Reproduce the records. Keep every word exact and include no images.

★ ★ ★

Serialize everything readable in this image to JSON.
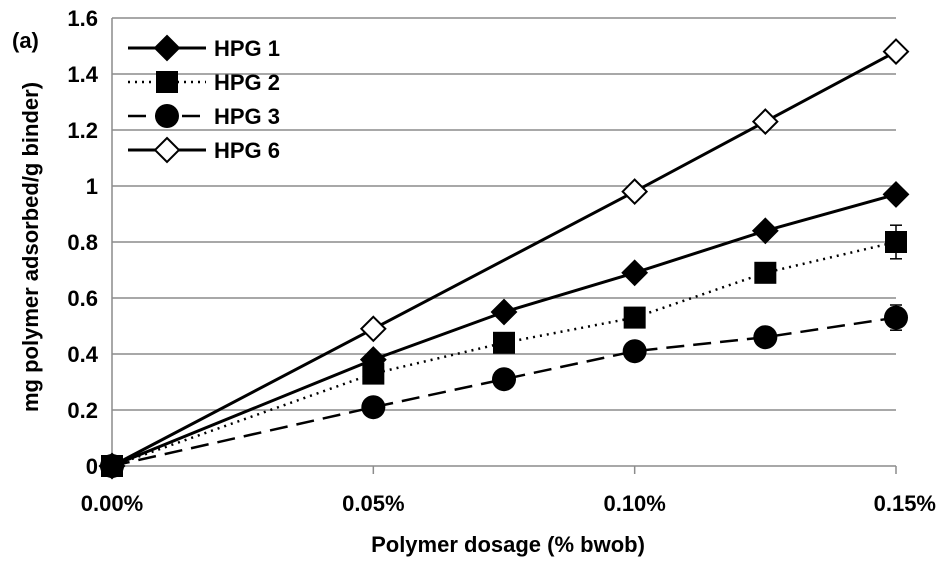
{
  "chart_data": {
    "type": "line",
    "panel_label": "(a)",
    "xlabel": "Polymer dosage (% bwob)",
    "ylabel": "mg polymer adsorbed/g binder)",
    "x": [
      0.0,
      0.05,
      0.075,
      0.1,
      0.125,
      0.15
    ],
    "xlim": [
      0.0,
      0.15
    ],
    "ylim": [
      0,
      1.6
    ],
    "x_ticks": [
      {
        "value": 0.0,
        "label": "0.00%"
      },
      {
        "value": 0.05,
        "label": "0.05%"
      },
      {
        "value": 0.1,
        "label": "0.10%"
      },
      {
        "value": 0.15,
        "label": "0.15%"
      }
    ],
    "y_ticks": [
      {
        "value": 0,
        "label": "0"
      },
      {
        "value": 0.2,
        "label": "0.2"
      },
      {
        "value": 0.4,
        "label": "0.4"
      },
      {
        "value": 0.6,
        "label": "0.6"
      },
      {
        "value": 0.8,
        "label": "0.8"
      },
      {
        "value": 1.0,
        "label": "1"
      },
      {
        "value": 1.2,
        "label": "1.2"
      },
      {
        "value": 1.4,
        "label": "1.4"
      },
      {
        "value": 1.6,
        "label": "1.6"
      }
    ],
    "grid": "horizontal",
    "legend_position": "top-left",
    "series": [
      {
        "name": "HPG 1",
        "marker": "diamond-filled",
        "line": "solid",
        "values": [
          0,
          0.38,
          0.55,
          0.69,
          0.84,
          0.97
        ]
      },
      {
        "name": "HPG 2",
        "marker": "square-filled",
        "line": "dotted",
        "values": [
          0,
          0.33,
          0.44,
          0.53,
          0.69,
          0.8
        ],
        "error": [
          0,
          0.02,
          0.02,
          0.02,
          0.02,
          0.06
        ]
      },
      {
        "name": "HPG 3",
        "marker": "circle-filled",
        "line": "dashed",
        "values": [
          0,
          0.21,
          0.31,
          0.41,
          0.46,
          0.53
        ],
        "error": [
          0,
          0.01,
          0.01,
          0.01,
          0.01,
          0.045
        ]
      },
      {
        "name": "HPG 6",
        "marker": "diamond-open",
        "line": "solid",
        "values": [
          0,
          0.49,
          null,
          0.98,
          1.23,
          1.48
        ]
      }
    ],
    "colors": {
      "line": "#000000",
      "grid": "#8c8c8c",
      "background": "#ffffff"
    }
  }
}
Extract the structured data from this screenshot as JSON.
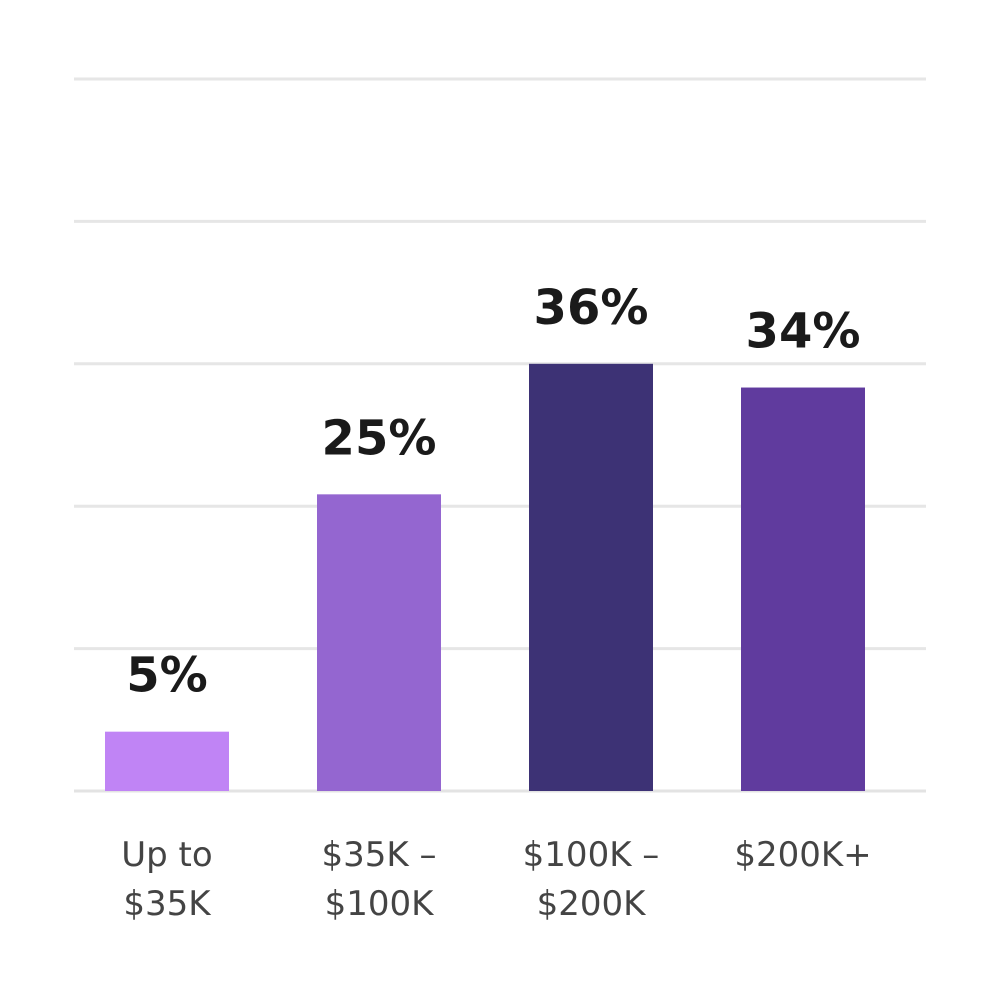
{
  "chart_data": {
    "type": "bar",
    "title": "",
    "xlabel": "",
    "ylabel": "",
    "categories": [
      [
        "Up to",
        "$35K"
      ],
      [
        "$35K –",
        "$100K"
      ],
      [
        "$100K –",
        "$200K"
      ],
      [
        "$200K+"
      ]
    ],
    "values": [
      5,
      25,
      36,
      34
    ],
    "value_labels": [
      "5%",
      "25%",
      "36%",
      "34%"
    ],
    "bar_colors": [
      "#c084f5",
      "#9466d0",
      "#3d3275",
      "#603b9e"
    ],
    "ylim": [
      0,
      60
    ],
    "grid_step": 12,
    "grid": true,
    "y_tick_labels_visible": false,
    "legend": "none"
  }
}
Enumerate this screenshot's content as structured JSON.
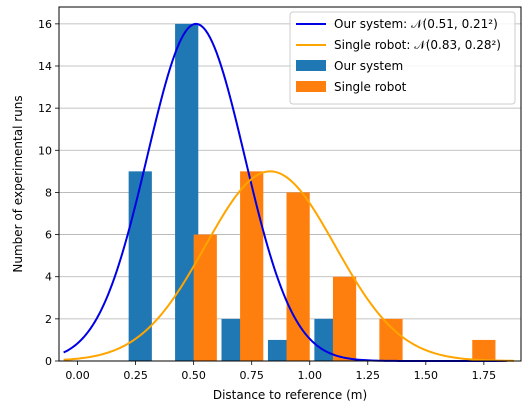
{
  "chart_data": {
    "type": "bar",
    "xlabel": "Distance to reference (m)",
    "ylabel": "Number of experimental runs",
    "xlim": [
      -0.08,
      1.91
    ],
    "ylim": [
      0,
      16.8
    ],
    "x_ticks": [
      "0.00",
      "0.25",
      "0.50",
      "0.75",
      "1.00",
      "1.25",
      "1.50",
      "1.75"
    ],
    "y_ticks": [
      "0",
      "2",
      "4",
      "6",
      "8",
      "10",
      "12",
      "14",
      "16"
    ],
    "grid": "horizontal",
    "legend_position": "top-right",
    "bin_width": 0.2,
    "bars": [
      {
        "series": "Our system",
        "x": 0.27,
        "value": 9
      },
      {
        "series": "Our system",
        "x": 0.47,
        "value": 16
      },
      {
        "series": "Our system",
        "x": 0.67,
        "value": 2
      },
      {
        "series": "Our system",
        "x": 0.87,
        "value": 1
      },
      {
        "series": "Our system",
        "x": 1.07,
        "value": 2
      },
      {
        "series": "Single robot",
        "x": 0.55,
        "value": 6
      },
      {
        "series": "Single robot",
        "x": 0.75,
        "value": 9
      },
      {
        "series": "Single robot",
        "x": 0.95,
        "value": 8
      },
      {
        "series": "Single robot",
        "x": 1.15,
        "value": 4
      },
      {
        "series": "Single robot",
        "x": 1.35,
        "value": 2
      },
      {
        "series": "Single robot",
        "x": 1.75,
        "value": 1
      }
    ],
    "series": [
      {
        "name": "Our system",
        "kind": "bar",
        "color": "#1f77b4"
      },
      {
        "name": "Single robot",
        "kind": "bar",
        "color": "#ff7f0e"
      }
    ],
    "curves": [
      {
        "name": "Our system: 𝒩(0.51, 0.21²)",
        "color": "#0000e6",
        "mean": 0.51,
        "sd": 0.21,
        "peak": 16.0,
        "x_range": [
          -0.06,
          1.85
        ]
      },
      {
        "name": "Single robot: 𝒩(0.83, 0.28²)",
        "color": "#ffa500",
        "mean": 0.83,
        "sd": 0.28,
        "peak": 9.0,
        "x_range": [
          -0.06,
          1.88
        ]
      }
    ],
    "legend": [
      {
        "label": "Our system: 𝒩(0.51, 0.21²)",
        "kind": "line",
        "color": "#0000e6"
      },
      {
        "label": "Single robot: 𝒩(0.83, 0.28²)",
        "kind": "line",
        "color": "#ffa500"
      },
      {
        "label": "Our system",
        "kind": "patch",
        "color": "#1f77b4"
      },
      {
        "label": "Single robot",
        "kind": "patch",
        "color": "#ff7f0e"
      }
    ]
  }
}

★ ★ ★

Result below
Serialize everything readable in this image to JSON.
{
  "chart_data": {
    "type": "line",
    "panel_label": "(a)",
    "xlabel": "Polymer dosage (% bwob)",
    "ylabel": "mg polymer adsorbed/g binder)",
    "x": [
      0.0,
      0.05,
      0.075,
      0.1,
      0.125,
      0.15
    ],
    "xlim": [
      0.0,
      0.15
    ],
    "ylim": [
      0,
      1.6
    ],
    "x_ticks": [
      {
        "value": 0.0,
        "label": "0.00%"
      },
      {
        "value": 0.05,
        "label": "0.05%"
      },
      {
        "value": 0.1,
        "label": "0.10%"
      },
      {
        "value": 0.15,
        "label": "0.15%"
      }
    ],
    "y_ticks": [
      {
        "value": 0,
        "label": "0"
      },
      {
        "value": 0.2,
        "label": "0.2"
      },
      {
        "value": 0.4,
        "label": "0.4"
      },
      {
        "value": 0.6,
        "label": "0.6"
      },
      {
        "value": 0.8,
        "label": "0.8"
      },
      {
        "value": 1.0,
        "label": "1"
      },
      {
        "value": 1.2,
        "label": "1.2"
      },
      {
        "value": 1.4,
        "label": "1.4"
      },
      {
        "value": 1.6,
        "label": "1.6"
      }
    ],
    "grid": "horizontal",
    "legend_position": "top-left",
    "series": [
      {
        "name": "HPG 1",
        "marker": "diamond-filled",
        "line": "solid",
        "values": [
          0,
          0.38,
          0.55,
          0.69,
          0.84,
          0.97
        ]
      },
      {
        "name": "HPG 2",
        "marker": "square-filled",
        "line": "dotted",
        "values": [
          0,
          0.33,
          0.44,
          0.53,
          0.69,
          0.8
        ],
        "error": [
          0,
          0.02,
          0.02,
          0.02,
          0.02,
          0.06
        ]
      },
      {
        "name": "HPG 3",
        "marker": "circle-filled",
        "line": "dashed",
        "values": [
          0,
          0.21,
          0.31,
          0.41,
          0.46,
          0.53
        ],
        "error": [
          0,
          0.01,
          0.01,
          0.01,
          0.01,
          0.045
        ]
      },
      {
        "name": "HPG 6",
        "marker": "diamond-open",
        "line": "solid",
        "values": [
          0,
          0.49,
          null,
          0.98,
          1.23,
          1.48
        ]
      }
    ],
    "colors": {
      "line": "#000000",
      "grid": "#8c8c8c",
      "background": "#ffffff"
    }
  }
}
Extract the structured data from this screenshot as JSON.
{
  "chart_data": {
    "type": "bar",
    "title": "",
    "xlabel": "",
    "ylabel": "",
    "categories": [
      [
        "Up to",
        "$35K"
      ],
      [
        "$35K –",
        "$100K"
      ],
      [
        "$100K –",
        "$200K"
      ],
      [
        "$200K+"
      ]
    ],
    "values": [
      5,
      25,
      36,
      34
    ],
    "value_labels": [
      "5%",
      "25%",
      "36%",
      "34%"
    ],
    "bar_colors": [
      "#c084f5",
      "#9466d0",
      "#3d3275",
      "#603b9e"
    ],
    "ylim": [
      0,
      60
    ],
    "grid_step": 12,
    "grid": true,
    "y_tick_labels_visible": false,
    "legend": "none"
  }
}
Enumerate this screenshot's content as structured JSON.
{
  "chart_data": {
    "type": "bar",
    "xlabel": "Distance to reference (m)",
    "ylabel": "Number of experimental runs",
    "xlim": [
      -0.08,
      1.91
    ],
    "ylim": [
      0,
      16.8
    ],
    "x_ticks": [
      "0.00",
      "0.25",
      "0.50",
      "0.75",
      "1.00",
      "1.25",
      "1.50",
      "1.75"
    ],
    "y_ticks": [
      "0",
      "2",
      "4",
      "6",
      "8",
      "10",
      "12",
      "14",
      "16"
    ],
    "grid": "horizontal",
    "legend_position": "top-right",
    "bin_width": 0.2,
    "bars": [
      {
        "series": "Our system",
        "x": 0.27,
        "value": 9
      },
      {
        "series": "Our system",
        "x": 0.47,
        "value": 16
      },
      {
        "series": "Our system",
        "x": 0.67,
        "value": 2
      },
      {
        "series": "Our system",
        "x": 0.87,
        "value": 1
      },
      {
        "series": "Our system",
        "x": 1.07,
        "value": 2
      },
      {
        "series": "Single robot",
        "x": 0.55,
        "value": 6
      },
      {
        "series": "Single robot",
        "x": 0.75,
        "value": 9
      },
      {
        "series": "Single robot",
        "x": 0.95,
        "value": 8
      },
      {
        "series": "Single robot",
        "x": 1.15,
        "value": 4
      },
      {
        "series": "Single robot",
        "x": 1.35,
        "value": 2
      },
      {
        "series": "Single robot",
        "x": 1.75,
        "value": 1
      }
    ],
    "series": [
      {
        "name": "Our system",
        "kind": "bar",
        "color": "#1f77b4"
      },
      {
        "name": "Single robot",
        "kind": "bar",
        "color": "#ff7f0e"
      }
    ],
    "curves": [
      {
        "name": "Our system: 𝒩(0.51, 0.21²)",
        "color": "#0000e6",
        "mean": 0.51,
        "sd": 0.21,
        "peak": 16.0,
        "x_range": [
          -0.06,
          1.85
        ]
      },
      {
        "name": "Single robot: 𝒩(0.83, 0.28²)",
        "color": "#ffa500",
        "mean": 0.83,
        "sd": 0.28,
        "peak": 9.0,
        "x_range": [
          -0.06,
          1.88
        ]
      }
    ],
    "legend": [
      {
        "label": "Our system: 𝒩(0.51, 0.21²)",
        "kind": "line",
        "color": "#0000e6"
      },
      {
        "label": "Single robot: 𝒩(0.83, 0.28²)",
        "kind": "line",
        "color": "#ffa500"
      },
      {
        "label": "Our system",
        "kind": "patch",
        "color": "#1f77b4"
      },
      {
        "label": "Single robot",
        "kind": "patch",
        "color": "#ff7f0e"
      }
    ]
  }
}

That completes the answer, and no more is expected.